**** Records ****
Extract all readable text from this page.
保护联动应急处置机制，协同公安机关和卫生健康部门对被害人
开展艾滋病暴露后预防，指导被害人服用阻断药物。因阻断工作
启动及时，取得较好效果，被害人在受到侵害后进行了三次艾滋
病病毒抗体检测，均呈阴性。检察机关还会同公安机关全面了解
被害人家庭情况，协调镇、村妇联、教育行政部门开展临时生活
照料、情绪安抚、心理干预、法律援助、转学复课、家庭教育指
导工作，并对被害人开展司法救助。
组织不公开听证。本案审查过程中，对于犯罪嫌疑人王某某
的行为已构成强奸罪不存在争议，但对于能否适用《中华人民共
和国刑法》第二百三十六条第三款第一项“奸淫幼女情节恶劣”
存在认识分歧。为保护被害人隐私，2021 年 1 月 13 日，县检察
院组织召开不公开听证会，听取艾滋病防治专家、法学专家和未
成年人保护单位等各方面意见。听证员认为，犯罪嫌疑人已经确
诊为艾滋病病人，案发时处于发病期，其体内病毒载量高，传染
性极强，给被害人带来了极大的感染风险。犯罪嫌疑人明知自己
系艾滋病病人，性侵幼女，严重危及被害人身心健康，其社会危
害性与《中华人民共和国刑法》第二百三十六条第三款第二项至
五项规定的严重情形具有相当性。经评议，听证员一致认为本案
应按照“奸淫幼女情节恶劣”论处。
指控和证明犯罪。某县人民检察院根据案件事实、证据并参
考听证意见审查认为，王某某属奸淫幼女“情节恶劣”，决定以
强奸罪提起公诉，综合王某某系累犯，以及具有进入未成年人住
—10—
****
* [Exercise brief]
Output each record exactly, leaving nothing out.

* [Exercise output]
Extract all readable text from this page.
保护联动应急处置机制，协同公安机关和卫生健康部门对被害人
开展艾滋病暴露后预防，指导被害人服用阻断药物。因阻断工作
启动及时，取得较好效果，被害人在受到侵害后进行了三次艾滋
病病毒抗体检测，均呈阴性。检察机关还会同公安机关全面了解
被害人家庭情况，协调镇、村妇联、教育行政部门开展临时生活
照料、情绪安抚、心理干预、法律援助、转学复课、家庭教育指
导工作，并对被害人开展司法救助。
组织不公开听证。本案审查过程中，对于犯罪嫌疑人王某某
的行为已构成强奸罪不存在争议，但对于能否适用《中华人民共
和国刑法》第二百三十六条第三款第一项“奸淫幼女情节恶劣”
存在认识分歧。为保护被害人隐私，2021 年 1 月 13 日，县检察
院组织召开不公开听证会，听取艾滋病防治专家、法学专家和未
成年人保护单位等各方面意见。听证员认为，犯罪嫌疑人已经确
诊为艾滋病病人，案发时处于发病期，其体内病毒载量高，传染
性极强，给被害人带来了极大的感染风险。犯罪嫌疑人明知自己
系艾滋病病人，性侵幼女，严重危及被害人身心健康，其社会危
害性与《中华人民共和国刑法》第二百三十六条第三款第二项至
五项规定的严重情形具有相当性。经评议，听证员一致认为本案
应按照“奸淫幼女情节恶劣”论处。
指控和证明犯罪。某县人民检察院根据案件事实、证据并参
考听证意见审查认为，王某某属奸淫幼女“情节恶劣”，决定以
强奸罪提起公诉，综合王某某系累犯，以及具有进入未成年人住
—10—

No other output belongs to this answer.